Copy out every line of the records where the string "NOWATECH" occurs.

> **Items**
□ □ □

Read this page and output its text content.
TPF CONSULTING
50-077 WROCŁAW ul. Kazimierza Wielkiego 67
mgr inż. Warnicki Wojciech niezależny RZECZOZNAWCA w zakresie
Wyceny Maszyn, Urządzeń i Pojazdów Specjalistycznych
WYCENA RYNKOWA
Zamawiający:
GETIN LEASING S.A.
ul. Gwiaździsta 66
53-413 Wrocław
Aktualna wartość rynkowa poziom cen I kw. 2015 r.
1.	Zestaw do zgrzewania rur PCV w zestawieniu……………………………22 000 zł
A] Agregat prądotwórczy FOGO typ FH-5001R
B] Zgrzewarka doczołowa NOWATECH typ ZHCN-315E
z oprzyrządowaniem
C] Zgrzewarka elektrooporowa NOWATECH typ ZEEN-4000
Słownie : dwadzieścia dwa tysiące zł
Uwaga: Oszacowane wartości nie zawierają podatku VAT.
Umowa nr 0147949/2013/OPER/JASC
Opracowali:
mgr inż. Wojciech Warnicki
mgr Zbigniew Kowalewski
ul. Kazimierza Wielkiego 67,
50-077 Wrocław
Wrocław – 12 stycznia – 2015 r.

□ □ □

> **Result of the task**
B] Zgrzewarka doczołowa NOWATECH typ ZHCN-315E
C] Zgrzewarka elektrooporowa NOWATECH typ ZEEN-4000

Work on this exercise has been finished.